* [Problem statement] Would you return the complete listing below word for word?

* [Stored rows]
..............................
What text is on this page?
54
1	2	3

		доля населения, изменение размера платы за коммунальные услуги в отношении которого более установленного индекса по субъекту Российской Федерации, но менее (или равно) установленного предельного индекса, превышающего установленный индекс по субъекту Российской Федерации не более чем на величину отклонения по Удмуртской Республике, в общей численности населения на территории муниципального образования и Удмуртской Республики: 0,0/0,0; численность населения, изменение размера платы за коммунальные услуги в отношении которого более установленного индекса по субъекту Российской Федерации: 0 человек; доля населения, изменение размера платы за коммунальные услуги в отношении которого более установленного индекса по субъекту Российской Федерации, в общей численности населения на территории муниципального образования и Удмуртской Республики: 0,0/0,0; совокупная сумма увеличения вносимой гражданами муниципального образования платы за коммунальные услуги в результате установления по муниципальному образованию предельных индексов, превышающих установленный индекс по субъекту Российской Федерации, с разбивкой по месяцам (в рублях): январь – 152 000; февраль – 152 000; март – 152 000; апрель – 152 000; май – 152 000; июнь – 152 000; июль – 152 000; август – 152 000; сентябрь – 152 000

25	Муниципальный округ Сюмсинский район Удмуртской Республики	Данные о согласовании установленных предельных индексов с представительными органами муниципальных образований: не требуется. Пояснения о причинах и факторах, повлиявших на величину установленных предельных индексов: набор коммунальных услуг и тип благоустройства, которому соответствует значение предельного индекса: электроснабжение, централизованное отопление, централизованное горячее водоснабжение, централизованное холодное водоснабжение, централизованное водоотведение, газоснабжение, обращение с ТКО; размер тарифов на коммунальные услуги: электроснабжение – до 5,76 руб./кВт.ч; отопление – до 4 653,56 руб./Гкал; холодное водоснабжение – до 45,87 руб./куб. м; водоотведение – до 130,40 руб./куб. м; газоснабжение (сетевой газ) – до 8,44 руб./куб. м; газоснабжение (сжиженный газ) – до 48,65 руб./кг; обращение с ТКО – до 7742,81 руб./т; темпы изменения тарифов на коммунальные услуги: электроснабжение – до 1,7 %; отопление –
..............................
* [Result of this task]
What text is on this page?
54
1	2	3

		доля населения, изменение размера платы за коммунальные услуги в отношении которого более установленного индекса по субъекту Российской Федерации, но менее (или равно) установленного предельного индекса, превышающего установленный индекс по субъекту Российской Федерации не более чем на величину отклонения по Удмуртской Республике, в общей численности населения на территории муниципального образования и Удмуртской Республики: 0,0/0,0; численность населения, изменение размера платы за коммунальные услуги в отношении которого более установленного индекса по субъекту Российской Федерации: 0 человек; доля населения, изменение размера платы за коммунальные услуги в отношении которого более установленного индекса по субъекту Российской Федерации, в общей численности населения на территории муниципального образования и Удмуртской Республики: 0,0/0,0; совокупная сумма увеличения вносимой гражданами муниципального образования платы за коммунальные услуги в результате установления по муниципальному образованию предельных индексов, превышающих установленный индекс по субъекту Российской Федерации, с разбивкой по месяцам (в рублях): январь – 152 000; февраль – 152 000; март – 152 000; апрель – 152 000; май – 152 000; июнь – 152 000; июль – 152 000; август – 152 000; сентябрь – 152 000

25	Муниципальный округ Сюмсинский район Удмуртской Республики	Данные о согласовании установленных предельных индексов с представительными органами муниципальных образований: не требуется. Пояснения о причинах и факторах, повлиявших на величину установленных предельных индексов: набор коммунальных услуг и тип благоустройства, которому соответствует значение предельного индекса: электроснабжение, централизованное отопление, централизованное горячее водоснабжение, централизованное холодное водоснабжение, централизованное водоотведение, газоснабжение, обращение с ТКО; размер тарифов на коммунальные услуги: электроснабжение – до 5,76 руб./кВт.ч; отопление – до 4 653,56 руб./Гкал; холодное водоснабжение – до 45,87 руб./куб. м; водоотведение – до 130,40 руб./куб. м; газоснабжение (сетевой газ) – до 8,44 руб./куб. м; газоснабжение (сжиженный газ) – до 48,65 руб./кг; обращение с ТКО – до 7742,81 руб./т; темпы изменения тарифов на коммунальные услуги: электроснабжение – до 1,7 %; отопление –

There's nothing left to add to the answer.